[Data tied to figure images]
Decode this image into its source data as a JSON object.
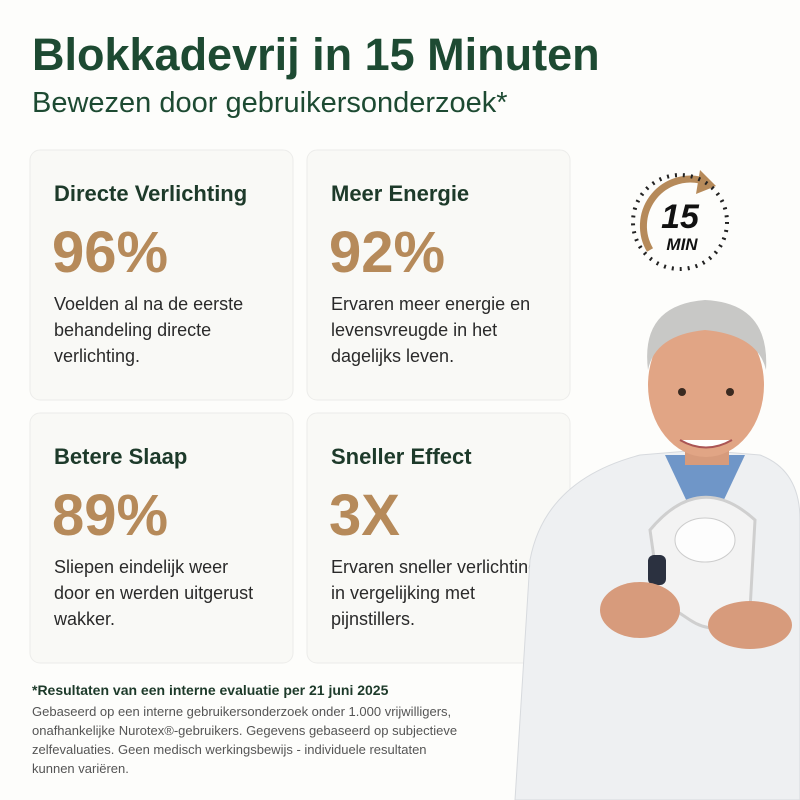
{
  "header": {
    "title": "Blokkadevrij in 15 Minuten",
    "subtitle": "Bewezen door gebruikersonderzoek*"
  },
  "cards": [
    {
      "heading": "Directe Verlichting",
      "stat": "96%",
      "description": [
        "Voelden al na de eerste",
        "behandeling directe",
        "verlichting."
      ]
    },
    {
      "heading": "Meer Energie",
      "stat": "92%",
      "description": [
        "Ervaren meer energie en",
        "levensvreugde in het",
        "dagelijks leven."
      ]
    },
    {
      "heading": "Betere Slaap",
      "stat": "89%",
      "description": [
        "Sliepen eindelijk weer",
        "door en werden uitgerust",
        "wakker."
      ]
    },
    {
      "heading": "Sneller Effect",
      "stat": "3X",
      "description": [
        "Ervaren sneller verlichting",
        "in vergelijking met",
        "pijnstillers."
      ]
    }
  ],
  "badge": {
    "number": "15",
    "unit": "MIN"
  },
  "footnote": {
    "title": "*Resultaten van een interne evaluatie per 21 juni 2025",
    "lines": [
      "Gebaseerd op een interne gebruikersonderzoek onder 1.000 vrijwilligers,",
      "onafhankelijke Nurotex®-gebruikers. Gegevens gebaseerd op subjectieve",
      "zelfevaluaties. Geen medisch werkingsbewijs - individuele resultaten",
      "kunnen variëren."
    ]
  }
}
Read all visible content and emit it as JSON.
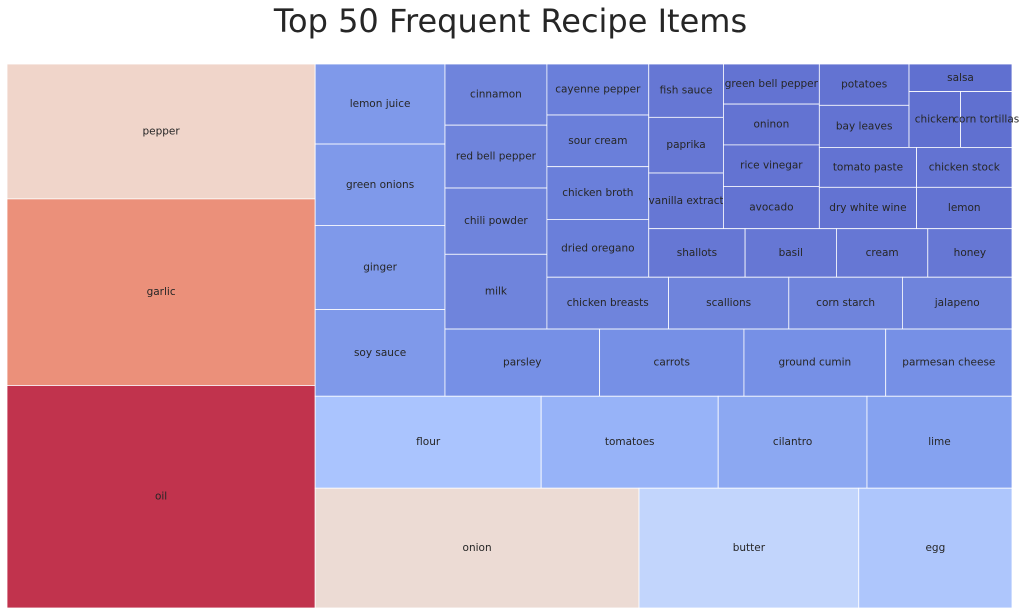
{
  "chart_data": {
    "type": "treemap",
    "title": "Top 50 Frequent Recipe Items",
    "items": [
      {
        "label": "oil",
        "value": 198,
        "color": "#c1334d"
      },
      {
        "label": "garlic",
        "value": 166,
        "color": "#eb907a"
      },
      {
        "label": "pepper",
        "value": 120,
        "color": "#f0d5ca"
      },
      {
        "label": "onion",
        "value": 112,
        "color": "#ecdbd4"
      },
      {
        "label": "butter",
        "value": 76,
        "color": "#c2d5fc"
      },
      {
        "label": "egg",
        "value": 53,
        "color": "#aec6fc"
      },
      {
        "label": "flour",
        "value": 60,
        "color": "#aac4fe"
      },
      {
        "label": "tomatoes",
        "value": 47,
        "color": "#97b3f8"
      },
      {
        "label": "cilantro",
        "value": 39.5,
        "color": "#8ca8f2"
      },
      {
        "label": "lime",
        "value": 38.5,
        "color": "#85a2f0"
      },
      {
        "label": "soy sauce",
        "value": 32.5,
        "color": "#7f99ea"
      },
      {
        "label": "ginger",
        "value": 31.5,
        "color": "#7f99ea"
      },
      {
        "label": "green onions",
        "value": 30.5,
        "color": "#7f99ea"
      },
      {
        "label": "lemon juice",
        "value": 30,
        "color": "#7f99ea"
      },
      {
        "label": "parsley",
        "value": 30,
        "color": "#7690e6"
      },
      {
        "label": "carrots",
        "value": 28,
        "color": "#7690e6"
      },
      {
        "label": "ground cumin",
        "value": 27.5,
        "color": "#7690e6"
      },
      {
        "label": "parmesan cheese",
        "value": 24.5,
        "color": "#7690e6"
      },
      {
        "label": "milk",
        "value": 22,
        "color": "#6f84dc"
      },
      {
        "label": "chili powder",
        "value": 19.5,
        "color": "#6f84dc"
      },
      {
        "label": "red bell pepper",
        "value": 18.5,
        "color": "#6f84dc"
      },
      {
        "label": "cinnamon",
        "value": 18,
        "color": "#6f84dc"
      },
      {
        "label": "chicken breasts",
        "value": 18.2,
        "color": "#6f84dc"
      },
      {
        "label": "scallions",
        "value": 18,
        "color": "#6f84dc"
      },
      {
        "label": "corn starch",
        "value": 17,
        "color": "#6f84dc"
      },
      {
        "label": "jalapeno",
        "value": 16.4,
        "color": "#6f84dc"
      },
      {
        "label": "dried oregano",
        "value": 17,
        "color": "#6a7fda"
      },
      {
        "label": "chicken broth",
        "value": 15.5,
        "color": "#6a7fda"
      },
      {
        "label": "sour cream",
        "value": 15.2,
        "color": "#6a7fda"
      },
      {
        "label": "cayenne pepper",
        "value": 15,
        "color": "#6a7fda"
      },
      {
        "label": "vanilla extract",
        "value": 12,
        "color": "#6677d4"
      },
      {
        "label": "paprika",
        "value": 12,
        "color": "#6677d4"
      },
      {
        "label": "fish sauce",
        "value": 11.5,
        "color": "#6677d4"
      },
      {
        "label": "shallots",
        "value": 13.5,
        "color": "#6677d4"
      },
      {
        "label": "basil",
        "value": 12.8,
        "color": "#6677d4"
      },
      {
        "label": "cream",
        "value": 12.8,
        "color": "#6677d4"
      },
      {
        "label": "honey",
        "value": 11.8,
        "color": "#6677d4"
      },
      {
        "label": "avocado",
        "value": 11.7,
        "color": "#6373d2"
      },
      {
        "label": "rice vinegar",
        "value": 11.5,
        "color": "#6373d2"
      },
      {
        "label": "oninon",
        "value": 11.3,
        "color": "#6373d2"
      },
      {
        "label": "green bell pepper",
        "value": 11.1,
        "color": "#6373d2"
      },
      {
        "label": "dry white wine",
        "value": 11.6,
        "color": "#6373d2"
      },
      {
        "label": "lemon",
        "value": 11.4,
        "color": "#6373d2"
      },
      {
        "label": "tomato paste",
        "value": 11.2,
        "color": "#6373d2"
      },
      {
        "label": "chicken stock",
        "value": 11,
        "color": "#6373d2"
      },
      {
        "label": "bay leaves",
        "value": 10.9,
        "color": "#6373d2"
      },
      {
        "label": "potatoes",
        "value": 10.7,
        "color": "#6373d2"
      },
      {
        "label": "chicken",
        "value": 8.3,
        "color": "#6070d0"
      },
      {
        "label": "corn tortillas",
        "value": 8.3,
        "color": "#6070d0"
      },
      {
        "label": "salsa",
        "value": 8.2,
        "color": "#6070d0"
      }
    ]
  }
}
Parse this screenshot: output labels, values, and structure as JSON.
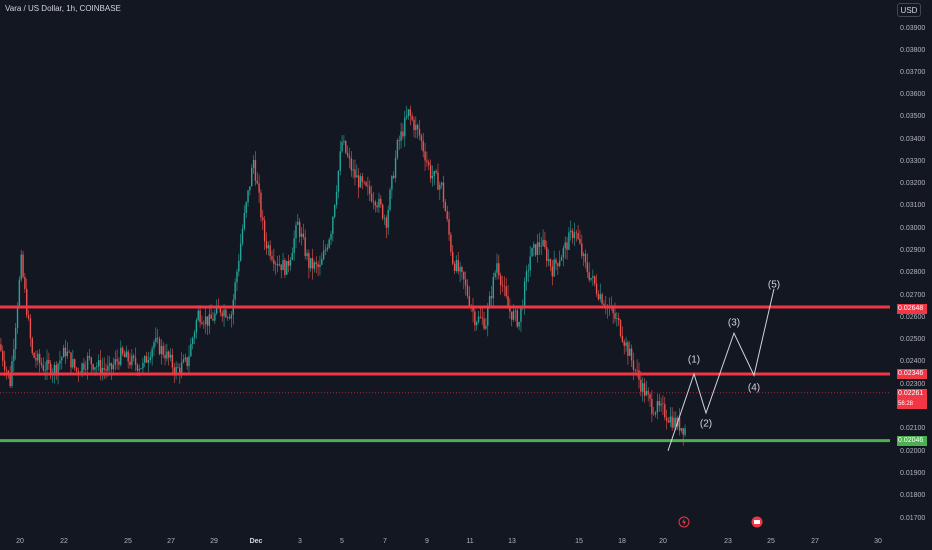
{
  "header": {
    "symbol": "Vara / US Dollar, 1h, COINBASE",
    "currency": "USD"
  },
  "price_axis": {
    "ticks": [
      "0.03900",
      "0.03800",
      "0.03700",
      "0.03600",
      "0.03500",
      "0.03400",
      "0.03300",
      "0.03200",
      "0.03100",
      "0.03000",
      "0.02900",
      "0.02800",
      "0.02700",
      "0.02600",
      "0.02500",
      "0.02400",
      "0.02300",
      "0.02100",
      "0.02000",
      "0.01900",
      "0.01800",
      "0.01700"
    ],
    "resistance_upper": "0.02648",
    "resistance_lower": "0.02346",
    "current_price": "0.02261",
    "countdown": "56:28",
    "support": "0.02046"
  },
  "time_axis": {
    "labels": [
      "20",
      "22",
      "25",
      "27",
      "29",
      "Dec",
      "3",
      "5",
      "7",
      "9",
      "11",
      "13",
      "15",
      "18",
      "20",
      "23",
      "25",
      "27",
      "30"
    ]
  },
  "waves": [
    "(1)",
    "(2)",
    "(3)",
    "(4)",
    "(5)"
  ],
  "colors": {
    "up": "#26a69a",
    "down": "#ef5350",
    "resistance": "#f23645",
    "support": "#4caf50",
    "projection": "#d1d4dc",
    "background": "#131722"
  },
  "chart_data": {
    "type": "candlestick",
    "series": [
      {
        "values": [
          0.0248,
          0.0231,
          0.0285,
          0.0243,
          0.0238,
          0.0237,
          0.0245,
          0.0236,
          0.0241,
          0.0238,
          0.0236,
          0.0243,
          0.024,
          0.0238,
          0.0249,
          0.0244,
          0.0236,
          0.024,
          0.0262,
          0.0258,
          0.0264,
          0.0262,
          0.03,
          0.0331,
          0.0295,
          0.0286,
          0.0282,
          0.0302,
          0.0284,
          0.0282,
          0.03,
          0.0339,
          0.0325,
          0.0318,
          0.0314,
          0.0304,
          0.0337,
          0.0352,
          0.0342,
          0.0325,
          0.0319,
          0.0286,
          0.0276,
          0.026,
          0.0258,
          0.0285,
          0.0264,
          0.0258,
          0.0288,
          0.0294,
          0.0282,
          0.029,
          0.03,
          0.0283,
          0.0273,
          0.0265,
          0.0257,
          0.0243,
          0.023,
          0.022,
          0.0218,
          0.0213,
          0.021
        ]
      }
    ],
    "levels": {
      "resistance_upper": 0.02648,
      "resistance_lower": 0.02346,
      "support": 0.02046,
      "current": 0.02261
    },
    "projection": [
      0.02346,
      0.0217,
      0.0253,
      0.0234,
      0.0273
    ],
    "ylim": [
      0.0166,
      0.0394
    ]
  }
}
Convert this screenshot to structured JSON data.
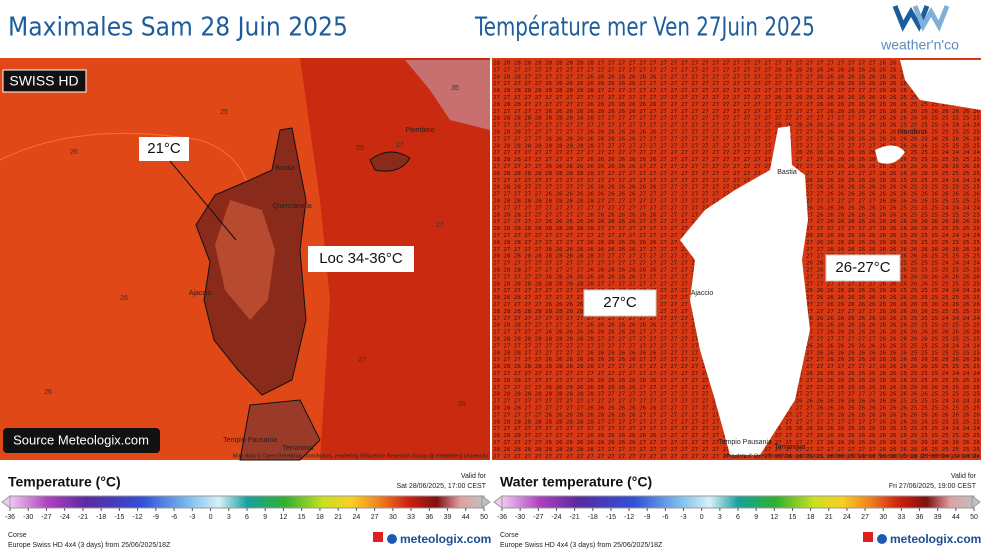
{
  "header": {
    "left_title": "Maximales Sam 28 Juin 2025",
    "right_title": "Température mer Ven 27Juin 2025",
    "logo": "weather'n'co"
  },
  "left_map": {
    "model_badge": "SWISS HD",
    "source": "Source Meteologix.com",
    "callouts": [
      "21°C",
      "Loc 34-36°C"
    ],
    "places": [
      "Bastia",
      "Ajaccio",
      "Piombino",
      "Quercianella",
      "Tempio Pausania",
      "Terranova"
    ],
    "contour_labels": [
      "25",
      "26",
      "26",
      "26",
      "27",
      "27",
      "27",
      "29",
      "35",
      "29"
    ],
    "attribution": "Map data © OpenStreetMap contributors, rendering GIScience Research Group @ Heidelberg University"
  },
  "right_map": {
    "callouts": [
      "27°C",
      "26-27°C"
    ],
    "places": [
      "Bastia",
      "Ajaccio",
      "Piombino",
      "Tempio Pausania",
      "Terranova"
    ],
    "grid_rows": [
      "28 28 28 28 28 28 28 28 28 28 27 27 27 27 27 27 27 27 27 27 27 27 27 27 27 27 27 27 27 27 27 27 27 27 27 27 27 26 26 26 26 26 25 25 25 25 25",
      "27 27 27 27 27 27 27 27 27 27 27 27 27 27 27 27 27 27 27 27 27 27 27 27 27 27 27 26 26 26 26 26 26 26 26 26 26 26 26 25 25 25 25 24 24 24 24",
      "28 28 28 27 27 27 27 27 27 26 26 26 26 26 26 26 27 27 27 27 27 27 27 27 27 27 27 27 27 27 27 26 26 26 26 26 26 26 26 26 25 25 25 25 25 25 25",
      "27 27 27 27 27 26 26 26 26 26 26 26 26 26 27 27 27 27 27 27 27 27 27 27 27 27 27 27 27 27 27 27 26 26 26 26 26 26 26 26 26 26 26 26 26 26 26"
    ],
    "attribution": "Map data © OpenStreetMap contributors, rendering GIScience Research Group @ Heidelberg University"
  },
  "legends": [
    {
      "title": "Temperature (°C)",
      "valid_label": "Valid for",
      "valid_time": "Sat 28/06/2025, 17:00 CEST",
      "region": "Corse",
      "model": "Europe Swiss HD 4x4 (3 days) from 25/06/2025/18Z",
      "brand": "meteologix.com",
      "ticks": [
        -36,
        -30,
        -27,
        -24,
        -21,
        -18,
        -15,
        -12,
        -9,
        -6,
        -3,
        0,
        3,
        6,
        9,
        12,
        15,
        18,
        21,
        24,
        27,
        30,
        33,
        36,
        39,
        44,
        50
      ]
    },
    {
      "title": "Water temperature (°C)",
      "valid_label": "Valid for",
      "valid_time": "Fri 27/06/2025, 19:00 CEST",
      "region": "Corse",
      "model": "Europe Swiss HD 4x4 (3 days) from 25/06/2025/18Z",
      "brand": "meteologix.com",
      "ticks": [
        -36,
        -30,
        -27,
        -24,
        -21,
        -18,
        -15,
        -12,
        -9,
        -6,
        -3,
        0,
        3,
        6,
        9,
        12,
        15,
        18,
        21,
        24,
        27,
        30,
        33,
        36,
        39,
        44,
        50
      ]
    }
  ]
}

▶ YOUR OBJECTIVE:
In the listing above, find each line with the word "Ervaren" and copy it.

▶ SOLUTION TO THE PROBLEM:
        "Ervaren meer energie en",
        "Ervaren sneller verlichting",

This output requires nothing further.